# INPUT MATERIAL
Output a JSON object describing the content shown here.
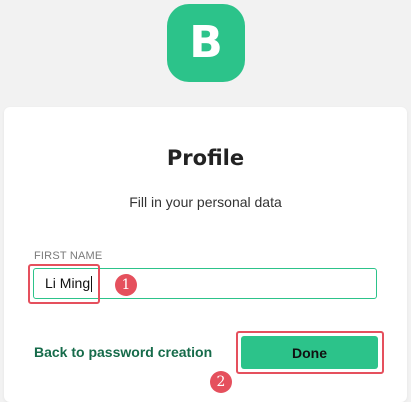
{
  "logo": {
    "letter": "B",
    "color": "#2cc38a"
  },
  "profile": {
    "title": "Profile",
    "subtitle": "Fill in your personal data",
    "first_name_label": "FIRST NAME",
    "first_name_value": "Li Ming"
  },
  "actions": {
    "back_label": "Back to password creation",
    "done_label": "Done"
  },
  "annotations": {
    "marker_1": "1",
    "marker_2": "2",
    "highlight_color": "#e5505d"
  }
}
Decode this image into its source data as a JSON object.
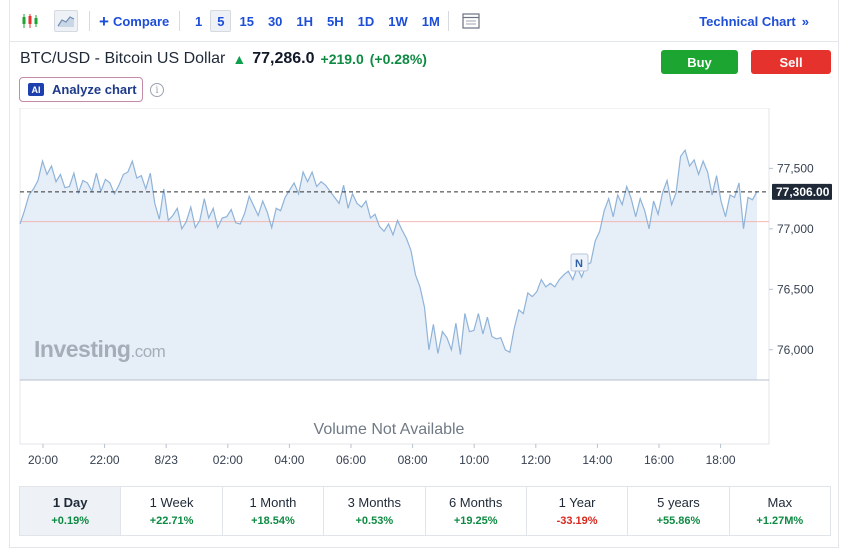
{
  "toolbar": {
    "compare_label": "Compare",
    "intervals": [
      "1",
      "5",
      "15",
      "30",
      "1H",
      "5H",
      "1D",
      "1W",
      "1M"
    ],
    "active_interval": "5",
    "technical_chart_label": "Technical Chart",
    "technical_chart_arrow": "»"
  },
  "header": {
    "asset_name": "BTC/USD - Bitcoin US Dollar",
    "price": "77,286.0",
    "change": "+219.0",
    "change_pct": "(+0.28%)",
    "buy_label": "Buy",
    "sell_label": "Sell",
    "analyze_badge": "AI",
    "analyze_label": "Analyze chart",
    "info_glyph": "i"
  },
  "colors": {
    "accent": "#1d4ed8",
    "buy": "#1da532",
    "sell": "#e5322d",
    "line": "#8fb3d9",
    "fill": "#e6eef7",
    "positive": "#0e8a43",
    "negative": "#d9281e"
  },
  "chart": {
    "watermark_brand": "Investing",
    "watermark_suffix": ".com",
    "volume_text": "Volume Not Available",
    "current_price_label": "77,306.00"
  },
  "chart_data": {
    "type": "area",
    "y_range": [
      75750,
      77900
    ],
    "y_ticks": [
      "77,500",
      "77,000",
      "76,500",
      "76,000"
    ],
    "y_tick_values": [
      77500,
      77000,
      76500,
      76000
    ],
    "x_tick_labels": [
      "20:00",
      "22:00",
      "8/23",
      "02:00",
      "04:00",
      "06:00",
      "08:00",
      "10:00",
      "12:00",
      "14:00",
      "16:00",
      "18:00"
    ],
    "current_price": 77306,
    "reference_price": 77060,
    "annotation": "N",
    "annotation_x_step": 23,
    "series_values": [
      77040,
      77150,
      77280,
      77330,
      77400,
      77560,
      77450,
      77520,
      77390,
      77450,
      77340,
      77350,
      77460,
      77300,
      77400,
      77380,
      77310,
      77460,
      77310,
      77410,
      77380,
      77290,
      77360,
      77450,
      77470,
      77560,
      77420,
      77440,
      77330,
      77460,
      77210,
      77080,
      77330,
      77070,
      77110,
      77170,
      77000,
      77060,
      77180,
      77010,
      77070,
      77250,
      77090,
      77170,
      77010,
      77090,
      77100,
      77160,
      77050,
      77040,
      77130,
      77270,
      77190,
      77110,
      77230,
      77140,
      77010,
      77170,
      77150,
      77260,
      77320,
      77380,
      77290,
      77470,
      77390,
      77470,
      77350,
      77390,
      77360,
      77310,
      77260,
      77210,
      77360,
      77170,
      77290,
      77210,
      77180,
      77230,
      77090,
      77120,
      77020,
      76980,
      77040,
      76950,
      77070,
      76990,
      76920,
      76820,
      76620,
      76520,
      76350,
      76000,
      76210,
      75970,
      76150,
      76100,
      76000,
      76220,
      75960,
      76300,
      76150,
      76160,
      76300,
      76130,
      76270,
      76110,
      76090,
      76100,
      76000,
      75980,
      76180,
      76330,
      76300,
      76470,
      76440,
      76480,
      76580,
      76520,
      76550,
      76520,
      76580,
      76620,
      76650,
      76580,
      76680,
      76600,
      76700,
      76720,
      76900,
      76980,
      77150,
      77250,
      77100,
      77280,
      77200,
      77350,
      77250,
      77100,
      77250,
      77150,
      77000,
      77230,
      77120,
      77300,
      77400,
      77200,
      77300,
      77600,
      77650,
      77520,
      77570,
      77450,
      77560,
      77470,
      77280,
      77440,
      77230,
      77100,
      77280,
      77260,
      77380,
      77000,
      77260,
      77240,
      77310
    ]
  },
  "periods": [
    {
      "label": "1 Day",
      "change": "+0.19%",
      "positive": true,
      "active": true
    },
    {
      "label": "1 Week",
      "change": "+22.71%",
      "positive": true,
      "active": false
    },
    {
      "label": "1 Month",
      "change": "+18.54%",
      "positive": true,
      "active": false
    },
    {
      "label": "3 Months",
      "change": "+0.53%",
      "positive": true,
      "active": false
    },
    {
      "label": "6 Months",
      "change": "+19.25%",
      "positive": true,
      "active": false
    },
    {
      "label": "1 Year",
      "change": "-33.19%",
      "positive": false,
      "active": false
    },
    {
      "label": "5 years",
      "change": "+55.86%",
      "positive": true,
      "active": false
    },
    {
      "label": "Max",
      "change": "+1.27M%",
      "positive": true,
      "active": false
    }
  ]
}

# STATED EXERCISE
Quote the records in full and exactly; skip any image.

# THE RESPONSE
Output a JSON object describing the content shown here.
{
  "logo": {
    "letter": "B",
    "color": "#2cc38a"
  },
  "profile": {
    "title": "Profile",
    "subtitle": "Fill in your personal data",
    "first_name_label": "FIRST NAME",
    "first_name_value": "Li Ming"
  },
  "actions": {
    "back_label": "Back to password creation",
    "done_label": "Done"
  },
  "annotations": {
    "marker_1": "1",
    "marker_2": "2",
    "highlight_color": "#e5505d"
  }
}
Decode this image into its source data as a JSON object.
{
  "toolbar": {
    "compare_label": "Compare",
    "intervals": [
      "1",
      "5",
      "15",
      "30",
      "1H",
      "5H",
      "1D",
      "1W",
      "1M"
    ],
    "active_interval": "5",
    "technical_chart_label": "Technical Chart",
    "technical_chart_arrow": "»"
  },
  "header": {
    "asset_name": "BTC/USD - Bitcoin US Dollar",
    "price": "77,286.0",
    "change": "+219.0",
    "change_pct": "(+0.28%)",
    "buy_label": "Buy",
    "sell_label": "Sell",
    "analyze_badge": "AI",
    "analyze_label": "Analyze chart",
    "info_glyph": "i"
  },
  "colors": {
    "accent": "#1d4ed8",
    "buy": "#1da532",
    "sell": "#e5322d",
    "line": "#8fb3d9",
    "fill": "#e6eef7",
    "positive": "#0e8a43",
    "negative": "#d9281e"
  },
  "chart": {
    "watermark_brand": "Investing",
    "watermark_suffix": ".com",
    "volume_text": "Volume Not Available",
    "current_price_label": "77,306.00"
  },
  "chart_data": {
    "type": "area",
    "y_range": [
      75750,
      77900
    ],
    "y_ticks": [
      "77,500",
      "77,000",
      "76,500",
      "76,000"
    ],
    "y_tick_values": [
      77500,
      77000,
      76500,
      76000
    ],
    "x_tick_labels": [
      "20:00",
      "22:00",
      "8/23",
      "02:00",
      "04:00",
      "06:00",
      "08:00",
      "10:00",
      "12:00",
      "14:00",
      "16:00",
      "18:00"
    ],
    "current_price": 77306,
    "reference_price": 77060,
    "annotation": "N",
    "annotation_x_step": 23,
    "series_values": [
      77040,
      77150,
      77280,
      77330,
      77400,
      77560,
      77450,
      77520,
      77390,
      77450,
      77340,
      77350,
      77460,
      77300,
      77400,
      77380,
      77310,
      77460,
      77310,
      77410,
      77380,
      77290,
      77360,
      77450,
      77470,
      77560,
      77420,
      77440,
      77330,
      77460,
      77210,
      77080,
      77330,
      77070,
      77110,
      77170,
      77000,
      77060,
      77180,
      77010,
      77070,
      77250,
      77090,
      77170,
      77010,
      77090,
      77100,
      77160,
      77050,
      77040,
      77130,
      77270,
      77190,
      77110,
      77230,
      77140,
      77010,
      77170,
      77150,
      77260,
      77320,
      77380,
      77290,
      77470,
      77390,
      77470,
      77350,
      77390,
      77360,
      77310,
      77260,
      77210,
      77360,
      77170,
      77290,
      77210,
      77180,
      77230,
      77090,
      77120,
      77020,
      76980,
      77040,
      76950,
      77070,
      76990,
      76920,
      76820,
      76620,
      76520,
      76350,
      76000,
      76210,
      75970,
      76150,
      76100,
      76000,
      76220,
      75960,
      76300,
      76150,
      76160,
      76300,
      76130,
      76270,
      76110,
      76090,
      76100,
      76000,
      75980,
      76180,
      76330,
      76300,
      76470,
      76440,
      76480,
      76580,
      76520,
      76550,
      76520,
      76580,
      76620,
      76650,
      76580,
      76680,
      76600,
      76700,
      76720,
      76900,
      76980,
      77150,
      77250,
      77100,
      77280,
      77200,
      77350,
      77250,
      77100,
      77250,
      77150,
      77000,
      77230,
      77120,
      77300,
      77400,
      77200,
      77300,
      77600,
      77650,
      77520,
      77570,
      77450,
      77560,
      77470,
      77280,
      77440,
      77230,
      77100,
      77280,
      77260,
      77380,
      77000,
      77260,
      77240,
      77310
    ]
  },
  "periods": [
    {
      "label": "1 Day",
      "change": "+0.19%",
      "positive": true,
      "active": true
    },
    {
      "label": "1 Week",
      "change": "+22.71%",
      "positive": true,
      "active": false
    },
    {
      "label": "1 Month",
      "change": "+18.54%",
      "positive": true,
      "active": false
    },
    {
      "label": "3 Months",
      "change": "+0.53%",
      "positive": true,
      "active": false
    },
    {
      "label": "6 Months",
      "change": "+19.25%",
      "positive": true,
      "active": false
    },
    {
      "label": "1 Year",
      "change": "-33.19%",
      "positive": false,
      "active": false
    },
    {
      "label": "5 years",
      "change": "+55.86%",
      "positive": true,
      "active": false
    },
    {
      "label": "Max",
      "change": "+1.27M%",
      "positive": true,
      "active": false
    }
  ]
}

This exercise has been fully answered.